# TO BE DONE
With the pictures omitted, write out the entries that follow exactly as they stand.

··· EXTRACTED ENTRIES

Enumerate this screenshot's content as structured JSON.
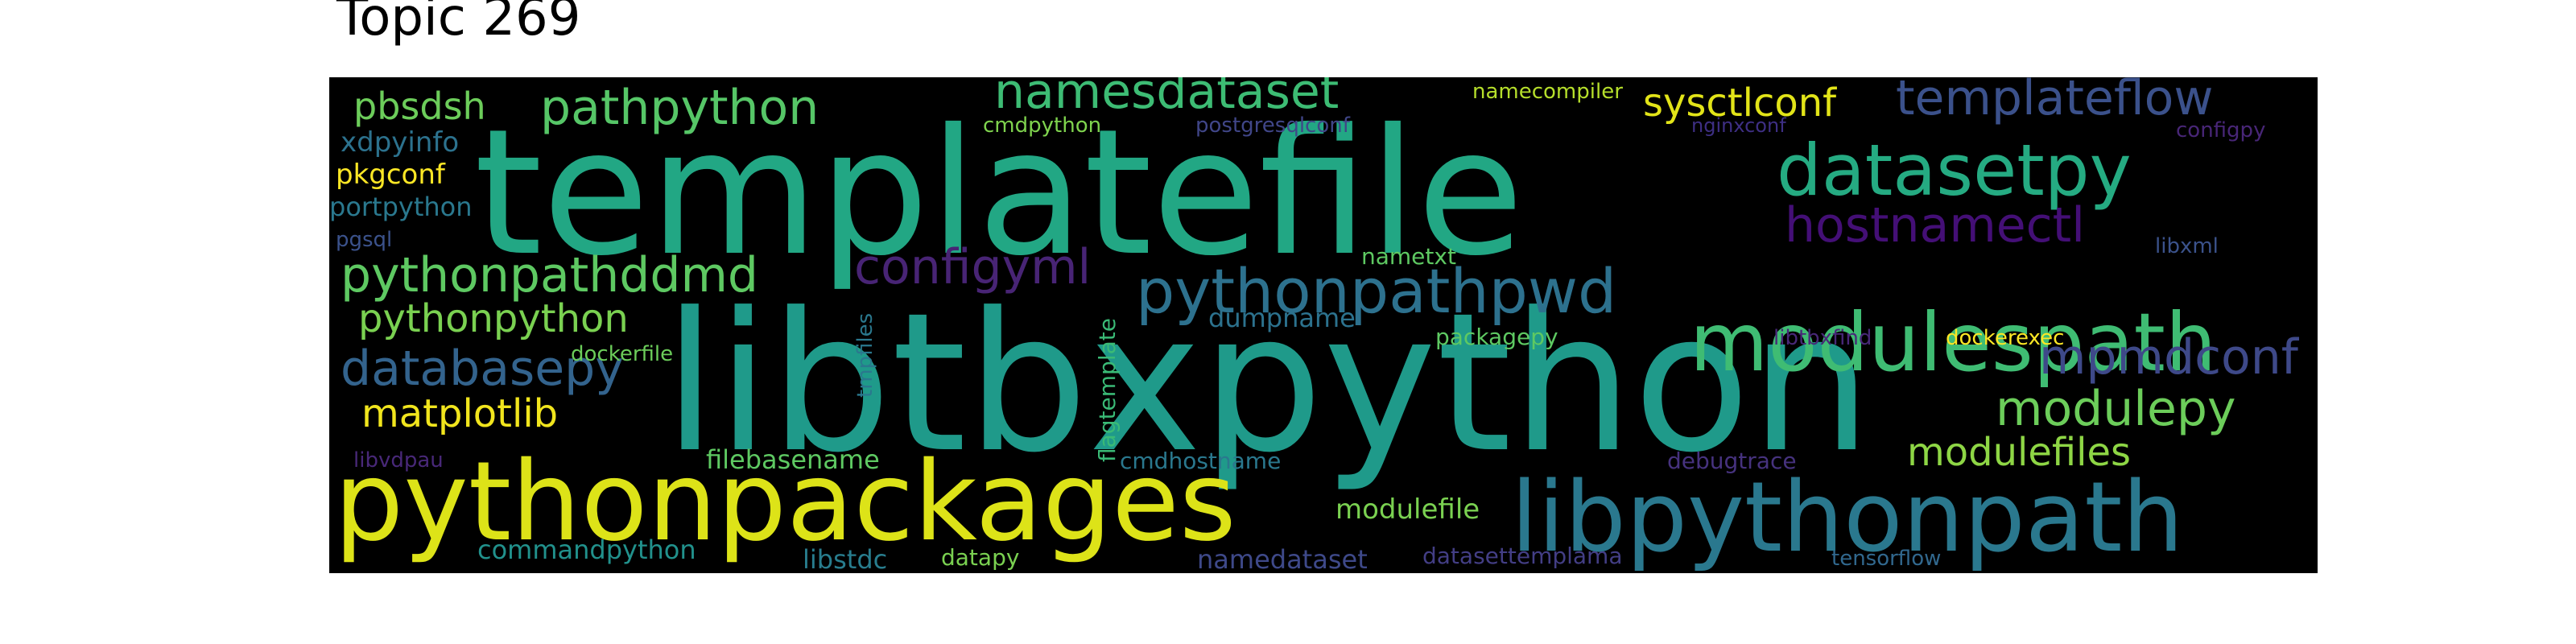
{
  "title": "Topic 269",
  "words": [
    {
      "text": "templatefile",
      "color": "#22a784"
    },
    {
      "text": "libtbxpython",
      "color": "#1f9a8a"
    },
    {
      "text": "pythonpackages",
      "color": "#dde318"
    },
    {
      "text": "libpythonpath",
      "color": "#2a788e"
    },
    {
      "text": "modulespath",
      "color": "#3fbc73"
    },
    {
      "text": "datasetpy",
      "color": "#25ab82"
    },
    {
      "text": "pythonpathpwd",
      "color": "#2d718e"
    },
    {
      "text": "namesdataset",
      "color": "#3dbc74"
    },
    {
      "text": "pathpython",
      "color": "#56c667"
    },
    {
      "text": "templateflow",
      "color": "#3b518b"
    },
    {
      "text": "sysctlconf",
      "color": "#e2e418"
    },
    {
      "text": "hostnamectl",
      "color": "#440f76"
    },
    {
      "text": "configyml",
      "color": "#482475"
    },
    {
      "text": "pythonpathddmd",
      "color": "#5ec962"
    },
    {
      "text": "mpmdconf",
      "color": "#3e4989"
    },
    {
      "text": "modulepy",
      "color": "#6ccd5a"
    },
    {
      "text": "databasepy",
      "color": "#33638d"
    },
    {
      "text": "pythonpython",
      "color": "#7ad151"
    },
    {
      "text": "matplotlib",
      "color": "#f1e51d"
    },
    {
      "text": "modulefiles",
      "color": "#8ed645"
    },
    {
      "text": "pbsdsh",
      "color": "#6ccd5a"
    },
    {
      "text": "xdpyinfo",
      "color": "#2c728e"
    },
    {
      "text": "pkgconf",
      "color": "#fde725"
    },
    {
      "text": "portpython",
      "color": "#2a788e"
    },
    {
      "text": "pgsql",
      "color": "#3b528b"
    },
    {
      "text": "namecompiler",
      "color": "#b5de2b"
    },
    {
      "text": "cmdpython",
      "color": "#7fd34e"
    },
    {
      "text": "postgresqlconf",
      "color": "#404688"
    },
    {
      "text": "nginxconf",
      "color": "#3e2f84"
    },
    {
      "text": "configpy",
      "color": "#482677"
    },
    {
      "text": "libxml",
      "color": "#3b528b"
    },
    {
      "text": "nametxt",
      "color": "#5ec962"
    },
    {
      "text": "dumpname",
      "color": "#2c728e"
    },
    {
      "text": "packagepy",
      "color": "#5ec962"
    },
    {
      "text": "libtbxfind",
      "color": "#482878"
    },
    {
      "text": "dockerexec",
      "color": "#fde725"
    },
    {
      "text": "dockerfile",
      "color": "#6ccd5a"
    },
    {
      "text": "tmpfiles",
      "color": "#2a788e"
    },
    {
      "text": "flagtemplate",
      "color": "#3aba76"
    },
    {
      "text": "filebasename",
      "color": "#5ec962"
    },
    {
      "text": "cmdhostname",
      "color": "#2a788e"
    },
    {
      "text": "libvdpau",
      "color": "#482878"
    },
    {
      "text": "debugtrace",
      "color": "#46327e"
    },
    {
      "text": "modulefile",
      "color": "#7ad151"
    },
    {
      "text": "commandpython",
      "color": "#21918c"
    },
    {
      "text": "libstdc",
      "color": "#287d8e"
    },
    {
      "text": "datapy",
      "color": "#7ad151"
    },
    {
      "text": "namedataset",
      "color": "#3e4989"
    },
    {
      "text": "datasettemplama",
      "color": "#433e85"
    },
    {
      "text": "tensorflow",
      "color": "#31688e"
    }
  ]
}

······

# EXPECTED ANSWER
Enumerate this screenshot's content as structured JSON.
{
  "title": "Topic 269",
  "words": [
    {
      "text": "templatefile",
      "color": "#22a784"
    },
    {
      "text": "libtbxpython",
      "color": "#1f9a8a"
    },
    {
      "text": "pythonpackages",
      "color": "#dde318"
    },
    {
      "text": "libpythonpath",
      "color": "#2a788e"
    },
    {
      "text": "modulespath",
      "color": "#3fbc73"
    },
    {
      "text": "datasetpy",
      "color": "#25ab82"
    },
    {
      "text": "pythonpathpwd",
      "color": "#2d718e"
    },
    {
      "text": "namesdataset",
      "color": "#3dbc74"
    },
    {
      "text": "pathpython",
      "color": "#56c667"
    },
    {
      "text": "templateflow",
      "color": "#3b518b"
    },
    {
      "text": "sysctlconf",
      "color": "#e2e418"
    },
    {
      "text": "hostnamectl",
      "color": "#440f76"
    },
    {
      "text": "configyml",
      "color": "#482475"
    },
    {
      "text": "pythonpathddmd",
      "color": "#5ec962"
    },
    {
      "text": "mpmdconf",
      "color": "#3e4989"
    },
    {
      "text": "modulepy",
      "color": "#6ccd5a"
    },
    {
      "text": "databasepy",
      "color": "#33638d"
    },
    {
      "text": "pythonpython",
      "color": "#7ad151"
    },
    {
      "text": "matplotlib",
      "color": "#f1e51d"
    },
    {
      "text": "modulefiles",
      "color": "#8ed645"
    },
    {
      "text": "pbsdsh",
      "color": "#6ccd5a"
    },
    {
      "text": "xdpyinfo",
      "color": "#2c728e"
    },
    {
      "text": "pkgconf",
      "color": "#fde725"
    },
    {
      "text": "portpython",
      "color": "#2a788e"
    },
    {
      "text": "pgsql",
      "color": "#3b528b"
    },
    {
      "text": "namecompiler",
      "color": "#b5de2b"
    },
    {
      "text": "cmdpython",
      "color": "#7fd34e"
    },
    {
      "text": "postgresqlconf",
      "color": "#404688"
    },
    {
      "text": "nginxconf",
      "color": "#3e2f84"
    },
    {
      "text": "configpy",
      "color": "#482677"
    },
    {
      "text": "libxml",
      "color": "#3b528b"
    },
    {
      "text": "nametxt",
      "color": "#5ec962"
    },
    {
      "text": "dumpname",
      "color": "#2c728e"
    },
    {
      "text": "packagepy",
      "color": "#5ec962"
    },
    {
      "text": "libtbxfind",
      "color": "#482878"
    },
    {
      "text": "dockerexec",
      "color": "#fde725"
    },
    {
      "text": "dockerfile",
      "color": "#6ccd5a"
    },
    {
      "text": "tmpfiles",
      "color": "#2a788e"
    },
    {
      "text": "flagtemplate",
      "color": "#3aba76"
    },
    {
      "text": "filebasename",
      "color": "#5ec962"
    },
    {
      "text": "cmdhostname",
      "color": "#2a788e"
    },
    {
      "text": "libvdpau",
      "color": "#482878"
    },
    {
      "text": "debugtrace",
      "color": "#46327e"
    },
    {
      "text": "modulefile",
      "color": "#7ad151"
    },
    {
      "text": "commandpython",
      "color": "#21918c"
    },
    {
      "text": "libstdc",
      "color": "#287d8e"
    },
    {
      "text": "datapy",
      "color": "#7ad151"
    },
    {
      "text": "namedataset",
      "color": "#3e4989"
    },
    {
      "text": "datasettemplama",
      "color": "#433e85"
    },
    {
      "text": "tensorflow",
      "color": "#31688e"
    }
  ]
}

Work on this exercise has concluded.